▶ _DOCUMENT_:
--- Begin ---

Member of the Ghana Parliament for Bongo
- Incumbent
- Assumed office January 2001
- Preceded by: Simon Alangde Asabo
- Majority: 8,256

Minister for Water Resources, Works and Housing
- Incumbent
- Assumed office February 2009
- President: John Atta Mills
- Preceded by: Boniface Abubakar Saddique

Member of Parliament for Bongo Constituency
- In office 7 January 2005 – 6 January 2009
- President: John Kufuor

Personal details
- Born: 15 September 1959 (age 66) Gowrie-Bongo Upper East Region Ghana
- Party: National Democratic Congress
- Children: 3
- Education: Kwame Nkrumah University of Science and Technology
- Occupation: Civil engineer

= Albert Abongo =

Ghanaian politician and civil engineer

Albert Abongo (born September 15, 1959) is a Ghanaian politician and civil engineer. Abongo is from the Bongo District near the city of Bolgatanga, Upper East Region and is a member of the National Democratic Congress and the Member of Parliament for Bongo.

==Early life and education==
Albert Abongo was born in 1959 at Gowrie-Bongo in the Upper East Region of Ghana.

--- End ---

▶ _PROMPT A_: Rewrite everything in the profile from "Personal details" down to "Parliament for Bongo.", putting "NDC" wherever "National Democratic Congress" appears.
▶ _PROMPT B_: Which people does the profile name after "Preceded by:" or "President:"? List each one.

▶ _Layout coordinate data_:
--- Begin ---

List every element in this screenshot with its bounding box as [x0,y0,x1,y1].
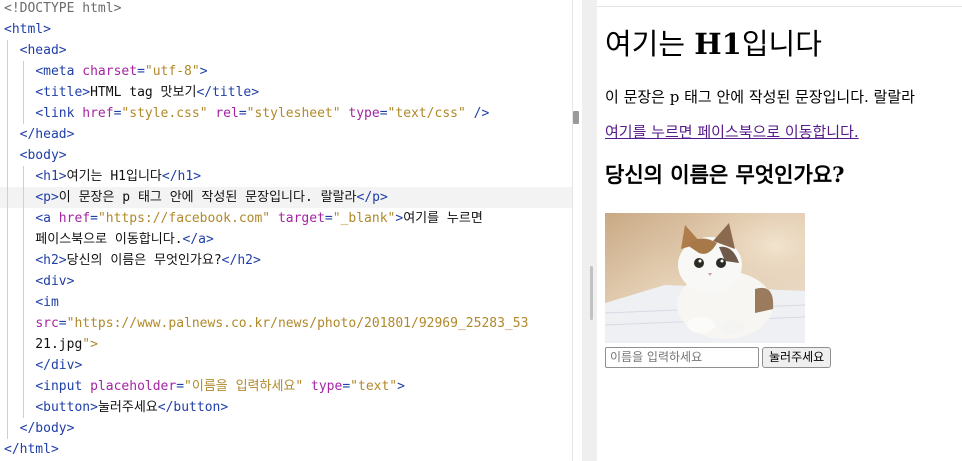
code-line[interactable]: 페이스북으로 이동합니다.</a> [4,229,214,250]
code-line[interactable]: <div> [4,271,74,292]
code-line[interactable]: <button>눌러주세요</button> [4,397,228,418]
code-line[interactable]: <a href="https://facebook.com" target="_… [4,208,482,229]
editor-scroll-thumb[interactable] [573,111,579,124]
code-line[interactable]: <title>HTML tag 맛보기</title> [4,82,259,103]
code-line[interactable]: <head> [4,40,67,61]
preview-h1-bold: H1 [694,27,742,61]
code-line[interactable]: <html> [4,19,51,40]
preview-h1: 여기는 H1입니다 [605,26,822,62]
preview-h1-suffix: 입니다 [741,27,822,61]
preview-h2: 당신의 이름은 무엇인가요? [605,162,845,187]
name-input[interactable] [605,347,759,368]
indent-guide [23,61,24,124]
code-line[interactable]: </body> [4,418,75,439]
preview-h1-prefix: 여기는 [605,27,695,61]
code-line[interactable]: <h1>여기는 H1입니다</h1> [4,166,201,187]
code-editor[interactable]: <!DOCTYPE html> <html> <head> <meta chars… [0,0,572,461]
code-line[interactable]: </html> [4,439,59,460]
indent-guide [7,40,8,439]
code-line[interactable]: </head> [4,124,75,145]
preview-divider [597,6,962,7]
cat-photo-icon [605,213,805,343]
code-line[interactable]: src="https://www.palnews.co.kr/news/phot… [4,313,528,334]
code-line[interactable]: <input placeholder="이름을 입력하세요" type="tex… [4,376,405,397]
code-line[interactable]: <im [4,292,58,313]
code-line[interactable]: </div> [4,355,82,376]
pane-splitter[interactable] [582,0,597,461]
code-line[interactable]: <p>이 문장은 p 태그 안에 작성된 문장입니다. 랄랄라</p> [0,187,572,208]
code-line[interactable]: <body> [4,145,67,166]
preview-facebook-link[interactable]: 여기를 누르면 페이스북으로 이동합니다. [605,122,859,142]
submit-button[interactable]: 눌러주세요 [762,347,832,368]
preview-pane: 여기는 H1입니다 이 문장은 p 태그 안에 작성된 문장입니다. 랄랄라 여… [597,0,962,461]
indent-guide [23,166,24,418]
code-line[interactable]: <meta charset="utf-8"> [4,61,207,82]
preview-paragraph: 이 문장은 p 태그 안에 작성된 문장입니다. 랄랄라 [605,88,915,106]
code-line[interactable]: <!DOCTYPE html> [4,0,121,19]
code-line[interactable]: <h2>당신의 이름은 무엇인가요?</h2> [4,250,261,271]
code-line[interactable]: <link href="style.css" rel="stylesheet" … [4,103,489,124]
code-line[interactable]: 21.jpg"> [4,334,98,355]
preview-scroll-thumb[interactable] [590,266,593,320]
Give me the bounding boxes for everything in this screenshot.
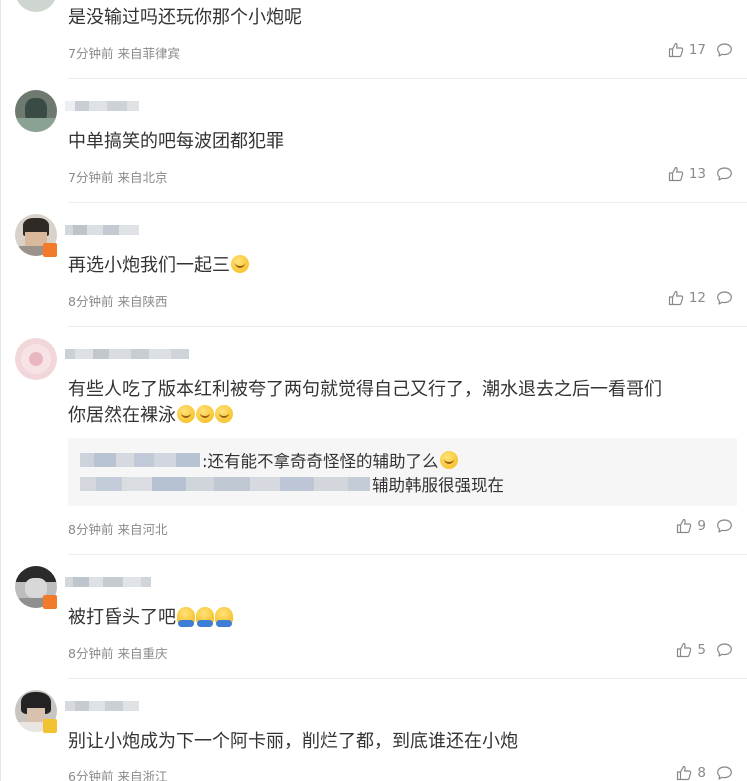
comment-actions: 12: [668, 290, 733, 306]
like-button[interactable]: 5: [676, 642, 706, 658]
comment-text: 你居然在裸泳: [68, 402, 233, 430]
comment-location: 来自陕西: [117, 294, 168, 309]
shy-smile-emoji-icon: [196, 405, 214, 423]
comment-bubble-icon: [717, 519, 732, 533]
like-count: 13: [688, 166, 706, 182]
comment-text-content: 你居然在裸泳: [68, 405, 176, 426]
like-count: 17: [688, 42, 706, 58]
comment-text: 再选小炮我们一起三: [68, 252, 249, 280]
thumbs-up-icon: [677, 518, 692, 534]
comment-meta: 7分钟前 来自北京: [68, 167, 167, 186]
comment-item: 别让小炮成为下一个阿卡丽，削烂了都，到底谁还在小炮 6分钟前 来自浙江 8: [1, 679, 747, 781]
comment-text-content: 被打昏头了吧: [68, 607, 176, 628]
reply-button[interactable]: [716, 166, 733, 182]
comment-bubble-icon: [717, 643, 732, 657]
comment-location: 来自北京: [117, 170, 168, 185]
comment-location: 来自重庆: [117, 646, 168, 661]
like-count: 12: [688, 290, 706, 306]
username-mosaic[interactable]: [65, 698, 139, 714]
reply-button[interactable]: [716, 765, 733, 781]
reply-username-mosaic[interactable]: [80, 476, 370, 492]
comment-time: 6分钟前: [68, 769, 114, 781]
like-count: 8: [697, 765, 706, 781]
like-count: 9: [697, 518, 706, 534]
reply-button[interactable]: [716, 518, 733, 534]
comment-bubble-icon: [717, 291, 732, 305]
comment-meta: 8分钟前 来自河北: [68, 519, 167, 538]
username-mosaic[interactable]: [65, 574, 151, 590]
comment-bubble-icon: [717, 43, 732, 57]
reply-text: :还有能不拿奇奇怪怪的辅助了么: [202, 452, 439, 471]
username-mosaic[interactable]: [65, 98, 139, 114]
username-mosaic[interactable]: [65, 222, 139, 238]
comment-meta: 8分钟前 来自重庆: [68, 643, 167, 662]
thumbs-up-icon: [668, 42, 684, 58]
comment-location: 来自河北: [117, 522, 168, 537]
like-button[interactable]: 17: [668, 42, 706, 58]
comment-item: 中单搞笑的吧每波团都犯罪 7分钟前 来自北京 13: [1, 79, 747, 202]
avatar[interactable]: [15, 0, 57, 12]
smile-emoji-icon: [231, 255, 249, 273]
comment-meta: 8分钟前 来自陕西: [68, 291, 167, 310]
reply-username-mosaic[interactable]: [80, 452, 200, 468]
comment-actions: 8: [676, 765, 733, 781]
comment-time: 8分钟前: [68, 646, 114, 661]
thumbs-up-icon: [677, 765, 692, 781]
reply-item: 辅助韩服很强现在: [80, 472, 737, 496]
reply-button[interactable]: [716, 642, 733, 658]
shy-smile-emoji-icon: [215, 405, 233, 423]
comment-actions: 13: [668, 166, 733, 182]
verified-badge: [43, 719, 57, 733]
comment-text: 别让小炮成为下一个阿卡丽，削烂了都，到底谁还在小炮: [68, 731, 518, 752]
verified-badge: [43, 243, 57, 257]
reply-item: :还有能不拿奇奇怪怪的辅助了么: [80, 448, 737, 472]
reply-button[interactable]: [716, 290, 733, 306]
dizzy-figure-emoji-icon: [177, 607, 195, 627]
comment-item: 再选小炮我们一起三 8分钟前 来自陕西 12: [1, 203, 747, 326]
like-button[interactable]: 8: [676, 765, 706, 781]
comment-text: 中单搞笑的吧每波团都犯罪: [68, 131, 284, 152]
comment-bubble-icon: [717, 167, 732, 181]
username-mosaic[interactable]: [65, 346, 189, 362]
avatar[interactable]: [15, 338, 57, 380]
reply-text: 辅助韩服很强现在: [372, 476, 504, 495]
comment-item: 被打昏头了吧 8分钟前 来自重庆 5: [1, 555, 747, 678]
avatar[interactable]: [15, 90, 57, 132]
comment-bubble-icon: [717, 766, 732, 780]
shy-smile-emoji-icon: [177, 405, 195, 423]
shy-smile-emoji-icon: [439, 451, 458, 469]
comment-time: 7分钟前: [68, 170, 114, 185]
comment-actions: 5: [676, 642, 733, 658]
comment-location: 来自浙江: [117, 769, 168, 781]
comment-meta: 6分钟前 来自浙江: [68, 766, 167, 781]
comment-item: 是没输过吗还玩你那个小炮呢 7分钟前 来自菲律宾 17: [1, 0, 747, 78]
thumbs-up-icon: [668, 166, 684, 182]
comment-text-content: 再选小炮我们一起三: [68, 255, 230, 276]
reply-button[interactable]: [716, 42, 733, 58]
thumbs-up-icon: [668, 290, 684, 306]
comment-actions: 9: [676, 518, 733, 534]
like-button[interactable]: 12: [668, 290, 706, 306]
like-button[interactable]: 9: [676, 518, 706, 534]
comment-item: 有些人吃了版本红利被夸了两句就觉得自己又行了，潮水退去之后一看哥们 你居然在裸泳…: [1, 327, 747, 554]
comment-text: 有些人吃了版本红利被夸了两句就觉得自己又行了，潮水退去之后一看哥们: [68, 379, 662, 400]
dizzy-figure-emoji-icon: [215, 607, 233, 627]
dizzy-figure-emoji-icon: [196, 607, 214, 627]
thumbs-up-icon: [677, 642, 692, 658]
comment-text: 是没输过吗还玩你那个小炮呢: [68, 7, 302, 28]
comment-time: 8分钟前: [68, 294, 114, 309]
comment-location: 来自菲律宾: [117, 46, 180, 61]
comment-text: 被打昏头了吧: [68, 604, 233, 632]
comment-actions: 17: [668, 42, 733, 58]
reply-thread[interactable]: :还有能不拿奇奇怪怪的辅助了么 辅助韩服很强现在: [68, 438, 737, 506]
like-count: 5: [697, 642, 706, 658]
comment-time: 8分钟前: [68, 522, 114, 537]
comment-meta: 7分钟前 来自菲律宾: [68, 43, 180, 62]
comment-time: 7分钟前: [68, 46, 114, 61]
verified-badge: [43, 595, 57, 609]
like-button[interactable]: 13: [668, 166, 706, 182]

--- End ---

▶ _EXERCISE RESULT A_:
Personal details
- Born: 15 September 1959 (age 66) Gowrie-Bongo Upper East Region Ghana
- Party: NDC
- Children: 3
- Education: Kwame Nkrumah University of Science and Technology
- Occupation: Civil engineer

= Albert Abongo =

Ghanaian politician and civil engineer

Albert Abongo (born September 15, 1959) is a Ghanaian politician and civil engineer. Abongo is from the Bongo District near the city of Bolgatanga, Upper East Region and is a member of the NDC and the Member of Parliament for Bongo.

▶ _EXERCISE RESULT B_:
Simon Alangde Asabo
John Atta Mills
Boniface Abubakar Saddique
John Kufuor